Exercise inputs:
################
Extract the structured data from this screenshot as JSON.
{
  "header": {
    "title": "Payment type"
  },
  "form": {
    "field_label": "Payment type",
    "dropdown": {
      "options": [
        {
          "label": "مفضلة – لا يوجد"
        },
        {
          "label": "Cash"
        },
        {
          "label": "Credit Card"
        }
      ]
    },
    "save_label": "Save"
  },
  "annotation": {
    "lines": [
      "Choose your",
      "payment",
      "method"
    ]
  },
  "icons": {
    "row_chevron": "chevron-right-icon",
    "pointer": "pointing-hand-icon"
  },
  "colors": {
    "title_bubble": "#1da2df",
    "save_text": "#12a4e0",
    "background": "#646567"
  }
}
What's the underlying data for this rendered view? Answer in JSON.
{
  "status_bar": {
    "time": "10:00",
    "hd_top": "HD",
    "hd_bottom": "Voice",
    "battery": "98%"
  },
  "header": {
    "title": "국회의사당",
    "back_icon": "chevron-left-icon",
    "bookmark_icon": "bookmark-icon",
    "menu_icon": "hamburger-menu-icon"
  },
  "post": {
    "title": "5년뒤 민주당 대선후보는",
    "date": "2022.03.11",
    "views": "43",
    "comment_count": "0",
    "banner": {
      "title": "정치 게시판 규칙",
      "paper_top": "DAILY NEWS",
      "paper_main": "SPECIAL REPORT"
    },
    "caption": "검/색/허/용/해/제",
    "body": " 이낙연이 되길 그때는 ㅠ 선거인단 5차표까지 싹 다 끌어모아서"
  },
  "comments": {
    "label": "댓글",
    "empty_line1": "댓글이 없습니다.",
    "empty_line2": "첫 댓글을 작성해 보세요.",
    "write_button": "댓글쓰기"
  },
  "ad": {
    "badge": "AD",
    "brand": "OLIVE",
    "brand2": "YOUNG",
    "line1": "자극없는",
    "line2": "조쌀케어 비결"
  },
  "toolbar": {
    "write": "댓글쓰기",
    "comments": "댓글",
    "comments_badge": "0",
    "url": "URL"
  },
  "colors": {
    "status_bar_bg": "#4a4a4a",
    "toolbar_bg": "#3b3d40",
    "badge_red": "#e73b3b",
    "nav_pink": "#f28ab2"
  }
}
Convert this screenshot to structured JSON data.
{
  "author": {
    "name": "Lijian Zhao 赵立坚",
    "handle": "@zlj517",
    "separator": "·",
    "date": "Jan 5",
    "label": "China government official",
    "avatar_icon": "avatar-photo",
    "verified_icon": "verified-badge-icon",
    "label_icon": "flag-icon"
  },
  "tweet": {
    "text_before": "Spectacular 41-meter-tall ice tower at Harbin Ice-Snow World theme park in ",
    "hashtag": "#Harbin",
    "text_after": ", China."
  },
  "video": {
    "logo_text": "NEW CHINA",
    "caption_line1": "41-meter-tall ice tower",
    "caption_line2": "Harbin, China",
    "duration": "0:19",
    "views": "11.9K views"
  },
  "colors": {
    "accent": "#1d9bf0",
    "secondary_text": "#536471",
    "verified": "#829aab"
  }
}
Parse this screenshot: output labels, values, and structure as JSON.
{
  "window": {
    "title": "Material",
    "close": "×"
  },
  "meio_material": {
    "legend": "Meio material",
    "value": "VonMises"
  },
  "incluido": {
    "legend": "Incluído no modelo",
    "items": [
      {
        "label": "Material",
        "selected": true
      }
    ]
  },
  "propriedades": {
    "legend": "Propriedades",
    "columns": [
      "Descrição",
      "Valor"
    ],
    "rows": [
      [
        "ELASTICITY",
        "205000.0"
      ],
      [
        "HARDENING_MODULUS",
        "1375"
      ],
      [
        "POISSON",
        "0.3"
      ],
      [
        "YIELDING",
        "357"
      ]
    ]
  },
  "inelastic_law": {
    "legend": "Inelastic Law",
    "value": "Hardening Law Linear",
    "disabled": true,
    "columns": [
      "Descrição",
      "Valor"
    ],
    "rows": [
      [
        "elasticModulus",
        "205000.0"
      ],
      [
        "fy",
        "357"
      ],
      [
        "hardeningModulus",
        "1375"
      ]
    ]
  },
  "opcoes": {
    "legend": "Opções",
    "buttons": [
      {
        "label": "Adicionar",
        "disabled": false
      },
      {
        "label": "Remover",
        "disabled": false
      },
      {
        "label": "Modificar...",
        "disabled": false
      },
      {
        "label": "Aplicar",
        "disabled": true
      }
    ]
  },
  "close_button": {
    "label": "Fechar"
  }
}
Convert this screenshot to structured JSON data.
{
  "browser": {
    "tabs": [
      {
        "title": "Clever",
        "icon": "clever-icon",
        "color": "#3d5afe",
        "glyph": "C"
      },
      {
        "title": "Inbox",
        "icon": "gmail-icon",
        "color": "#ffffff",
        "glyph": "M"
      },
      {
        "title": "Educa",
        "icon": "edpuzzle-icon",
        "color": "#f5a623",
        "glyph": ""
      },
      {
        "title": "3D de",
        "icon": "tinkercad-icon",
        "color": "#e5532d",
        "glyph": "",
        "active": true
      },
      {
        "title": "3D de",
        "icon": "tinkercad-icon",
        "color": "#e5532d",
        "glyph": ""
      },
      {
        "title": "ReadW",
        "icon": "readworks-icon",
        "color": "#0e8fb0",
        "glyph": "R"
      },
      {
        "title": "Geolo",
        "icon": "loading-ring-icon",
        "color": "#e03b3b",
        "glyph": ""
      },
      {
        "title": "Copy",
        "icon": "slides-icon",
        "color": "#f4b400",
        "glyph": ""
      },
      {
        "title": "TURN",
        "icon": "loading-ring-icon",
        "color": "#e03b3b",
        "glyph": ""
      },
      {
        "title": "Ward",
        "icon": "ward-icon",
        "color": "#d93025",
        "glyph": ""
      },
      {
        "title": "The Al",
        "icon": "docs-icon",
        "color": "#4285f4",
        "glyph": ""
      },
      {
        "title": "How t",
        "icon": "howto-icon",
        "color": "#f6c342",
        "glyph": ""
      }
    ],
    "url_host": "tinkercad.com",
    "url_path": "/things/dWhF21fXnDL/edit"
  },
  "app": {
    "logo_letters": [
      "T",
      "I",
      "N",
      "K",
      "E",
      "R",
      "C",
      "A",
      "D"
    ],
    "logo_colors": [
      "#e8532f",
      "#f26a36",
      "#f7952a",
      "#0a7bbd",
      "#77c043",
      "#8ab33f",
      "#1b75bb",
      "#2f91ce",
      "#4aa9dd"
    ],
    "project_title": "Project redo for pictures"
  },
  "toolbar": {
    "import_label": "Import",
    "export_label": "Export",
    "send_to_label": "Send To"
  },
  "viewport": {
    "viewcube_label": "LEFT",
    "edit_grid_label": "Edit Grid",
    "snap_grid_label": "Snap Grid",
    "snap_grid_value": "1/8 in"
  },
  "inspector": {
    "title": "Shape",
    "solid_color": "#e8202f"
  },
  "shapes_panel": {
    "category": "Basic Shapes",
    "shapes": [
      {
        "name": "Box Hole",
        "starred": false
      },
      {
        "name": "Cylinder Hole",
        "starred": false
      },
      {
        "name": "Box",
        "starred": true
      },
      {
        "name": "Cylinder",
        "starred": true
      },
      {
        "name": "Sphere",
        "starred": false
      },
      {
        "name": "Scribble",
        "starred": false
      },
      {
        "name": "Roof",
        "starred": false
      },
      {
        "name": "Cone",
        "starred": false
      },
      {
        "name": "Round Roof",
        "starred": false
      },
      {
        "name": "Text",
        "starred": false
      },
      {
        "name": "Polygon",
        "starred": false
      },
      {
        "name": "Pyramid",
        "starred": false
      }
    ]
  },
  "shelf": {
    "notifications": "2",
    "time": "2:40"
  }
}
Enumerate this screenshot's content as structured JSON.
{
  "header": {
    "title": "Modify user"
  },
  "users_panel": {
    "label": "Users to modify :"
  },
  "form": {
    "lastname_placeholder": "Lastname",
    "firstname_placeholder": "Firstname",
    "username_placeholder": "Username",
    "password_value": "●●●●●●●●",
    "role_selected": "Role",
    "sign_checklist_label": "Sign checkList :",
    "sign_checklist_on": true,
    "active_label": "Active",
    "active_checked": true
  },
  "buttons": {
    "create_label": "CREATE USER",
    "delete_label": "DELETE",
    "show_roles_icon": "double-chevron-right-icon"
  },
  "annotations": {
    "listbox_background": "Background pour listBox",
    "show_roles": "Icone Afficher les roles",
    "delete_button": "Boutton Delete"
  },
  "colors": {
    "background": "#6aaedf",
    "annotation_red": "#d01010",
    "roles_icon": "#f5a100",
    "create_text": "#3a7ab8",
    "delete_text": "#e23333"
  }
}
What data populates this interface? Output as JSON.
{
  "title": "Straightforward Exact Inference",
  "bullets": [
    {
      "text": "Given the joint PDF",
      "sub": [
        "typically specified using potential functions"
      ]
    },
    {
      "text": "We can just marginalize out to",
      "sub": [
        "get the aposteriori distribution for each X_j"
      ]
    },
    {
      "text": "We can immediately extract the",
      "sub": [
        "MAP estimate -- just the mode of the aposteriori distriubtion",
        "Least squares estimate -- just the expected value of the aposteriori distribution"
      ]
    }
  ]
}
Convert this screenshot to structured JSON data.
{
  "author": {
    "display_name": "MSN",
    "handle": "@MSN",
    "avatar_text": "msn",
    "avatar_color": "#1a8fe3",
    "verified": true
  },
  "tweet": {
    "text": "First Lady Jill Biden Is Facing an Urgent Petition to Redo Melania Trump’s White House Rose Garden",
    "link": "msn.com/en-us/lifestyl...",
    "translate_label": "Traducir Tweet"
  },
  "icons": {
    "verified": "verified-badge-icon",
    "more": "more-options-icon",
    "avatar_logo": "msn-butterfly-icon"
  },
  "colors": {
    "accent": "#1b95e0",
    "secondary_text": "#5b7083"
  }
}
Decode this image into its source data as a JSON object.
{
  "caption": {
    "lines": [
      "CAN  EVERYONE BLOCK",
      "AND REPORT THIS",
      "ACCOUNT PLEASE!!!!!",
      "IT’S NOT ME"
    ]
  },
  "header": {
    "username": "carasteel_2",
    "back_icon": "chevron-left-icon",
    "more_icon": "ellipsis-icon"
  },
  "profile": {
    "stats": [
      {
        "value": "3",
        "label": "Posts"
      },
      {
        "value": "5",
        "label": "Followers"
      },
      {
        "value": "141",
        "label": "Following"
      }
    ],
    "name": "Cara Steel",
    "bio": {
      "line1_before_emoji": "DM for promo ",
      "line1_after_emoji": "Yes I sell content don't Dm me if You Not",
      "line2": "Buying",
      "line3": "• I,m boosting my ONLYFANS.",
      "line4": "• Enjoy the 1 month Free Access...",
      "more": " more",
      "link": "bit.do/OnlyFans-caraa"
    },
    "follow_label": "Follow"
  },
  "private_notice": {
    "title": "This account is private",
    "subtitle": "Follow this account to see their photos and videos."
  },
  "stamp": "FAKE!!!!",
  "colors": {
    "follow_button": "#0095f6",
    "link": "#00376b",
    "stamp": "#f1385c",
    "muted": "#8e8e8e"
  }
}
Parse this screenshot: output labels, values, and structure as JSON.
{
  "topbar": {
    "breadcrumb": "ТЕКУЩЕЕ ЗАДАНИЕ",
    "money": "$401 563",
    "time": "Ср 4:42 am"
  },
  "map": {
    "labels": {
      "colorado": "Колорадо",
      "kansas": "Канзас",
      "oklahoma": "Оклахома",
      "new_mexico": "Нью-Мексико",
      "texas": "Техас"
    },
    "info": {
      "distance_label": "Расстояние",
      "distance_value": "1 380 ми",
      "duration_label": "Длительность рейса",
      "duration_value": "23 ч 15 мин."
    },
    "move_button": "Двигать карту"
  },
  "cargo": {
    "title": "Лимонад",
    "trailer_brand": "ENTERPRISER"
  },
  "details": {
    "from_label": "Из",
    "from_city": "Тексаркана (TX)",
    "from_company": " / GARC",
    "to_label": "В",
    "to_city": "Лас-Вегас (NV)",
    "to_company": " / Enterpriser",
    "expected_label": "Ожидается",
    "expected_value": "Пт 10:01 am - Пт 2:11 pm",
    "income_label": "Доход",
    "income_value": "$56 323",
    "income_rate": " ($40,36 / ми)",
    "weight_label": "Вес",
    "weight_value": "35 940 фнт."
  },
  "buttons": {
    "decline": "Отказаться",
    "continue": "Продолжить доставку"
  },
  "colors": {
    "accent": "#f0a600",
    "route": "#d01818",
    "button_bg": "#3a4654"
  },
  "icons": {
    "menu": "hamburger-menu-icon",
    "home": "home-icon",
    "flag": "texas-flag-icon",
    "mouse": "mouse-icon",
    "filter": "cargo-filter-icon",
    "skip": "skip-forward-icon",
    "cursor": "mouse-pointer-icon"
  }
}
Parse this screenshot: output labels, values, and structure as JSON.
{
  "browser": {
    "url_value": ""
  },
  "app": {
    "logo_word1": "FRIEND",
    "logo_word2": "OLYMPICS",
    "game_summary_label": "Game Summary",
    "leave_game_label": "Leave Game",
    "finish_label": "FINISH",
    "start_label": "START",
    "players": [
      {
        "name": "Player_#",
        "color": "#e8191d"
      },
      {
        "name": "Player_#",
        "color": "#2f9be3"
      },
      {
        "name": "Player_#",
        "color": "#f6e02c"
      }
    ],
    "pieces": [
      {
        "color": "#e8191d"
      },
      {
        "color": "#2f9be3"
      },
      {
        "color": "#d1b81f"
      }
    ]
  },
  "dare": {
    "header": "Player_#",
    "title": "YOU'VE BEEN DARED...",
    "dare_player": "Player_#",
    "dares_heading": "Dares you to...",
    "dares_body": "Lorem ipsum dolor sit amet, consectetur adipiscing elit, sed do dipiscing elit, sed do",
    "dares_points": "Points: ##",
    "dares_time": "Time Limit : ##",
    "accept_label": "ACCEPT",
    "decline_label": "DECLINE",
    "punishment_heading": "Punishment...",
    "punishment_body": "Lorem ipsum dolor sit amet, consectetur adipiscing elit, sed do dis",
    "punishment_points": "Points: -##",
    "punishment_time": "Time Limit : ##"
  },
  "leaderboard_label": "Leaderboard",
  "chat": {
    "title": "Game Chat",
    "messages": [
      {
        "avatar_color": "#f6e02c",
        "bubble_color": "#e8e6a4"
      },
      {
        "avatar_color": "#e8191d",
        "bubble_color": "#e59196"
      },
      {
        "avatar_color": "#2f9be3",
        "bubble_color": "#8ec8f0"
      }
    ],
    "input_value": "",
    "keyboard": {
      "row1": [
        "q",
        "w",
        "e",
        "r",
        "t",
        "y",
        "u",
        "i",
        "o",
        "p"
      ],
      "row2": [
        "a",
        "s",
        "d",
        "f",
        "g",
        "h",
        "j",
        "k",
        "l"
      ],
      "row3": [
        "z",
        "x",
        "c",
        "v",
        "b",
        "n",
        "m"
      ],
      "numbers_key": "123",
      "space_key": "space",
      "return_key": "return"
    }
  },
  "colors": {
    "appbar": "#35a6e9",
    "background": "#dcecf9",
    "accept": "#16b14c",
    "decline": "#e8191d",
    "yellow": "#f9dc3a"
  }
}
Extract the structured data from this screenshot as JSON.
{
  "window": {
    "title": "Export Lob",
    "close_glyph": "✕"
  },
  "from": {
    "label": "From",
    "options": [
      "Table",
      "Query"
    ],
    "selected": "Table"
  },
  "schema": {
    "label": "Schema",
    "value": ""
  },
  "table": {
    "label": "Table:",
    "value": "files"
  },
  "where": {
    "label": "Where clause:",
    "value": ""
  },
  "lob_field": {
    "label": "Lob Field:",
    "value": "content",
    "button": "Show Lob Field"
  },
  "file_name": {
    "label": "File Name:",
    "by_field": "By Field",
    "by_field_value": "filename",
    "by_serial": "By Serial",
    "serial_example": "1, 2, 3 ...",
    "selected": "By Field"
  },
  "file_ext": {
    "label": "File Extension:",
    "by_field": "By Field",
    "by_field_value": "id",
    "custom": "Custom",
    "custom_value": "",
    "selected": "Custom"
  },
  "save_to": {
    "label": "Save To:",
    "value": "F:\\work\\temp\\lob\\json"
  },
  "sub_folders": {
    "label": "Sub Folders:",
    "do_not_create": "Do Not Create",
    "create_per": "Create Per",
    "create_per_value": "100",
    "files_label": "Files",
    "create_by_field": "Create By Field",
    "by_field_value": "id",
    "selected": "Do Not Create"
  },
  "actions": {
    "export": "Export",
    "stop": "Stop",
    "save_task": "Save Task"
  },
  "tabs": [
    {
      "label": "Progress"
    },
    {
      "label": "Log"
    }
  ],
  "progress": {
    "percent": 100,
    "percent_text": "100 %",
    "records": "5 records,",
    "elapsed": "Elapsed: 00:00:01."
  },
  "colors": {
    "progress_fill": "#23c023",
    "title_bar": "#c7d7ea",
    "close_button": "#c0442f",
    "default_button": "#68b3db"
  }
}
################
What is asked:
Pull out every line above that holds the word "Points".

Solution:
    "dares_points": "Points: ##",
    "punishment_points": "Points: -##",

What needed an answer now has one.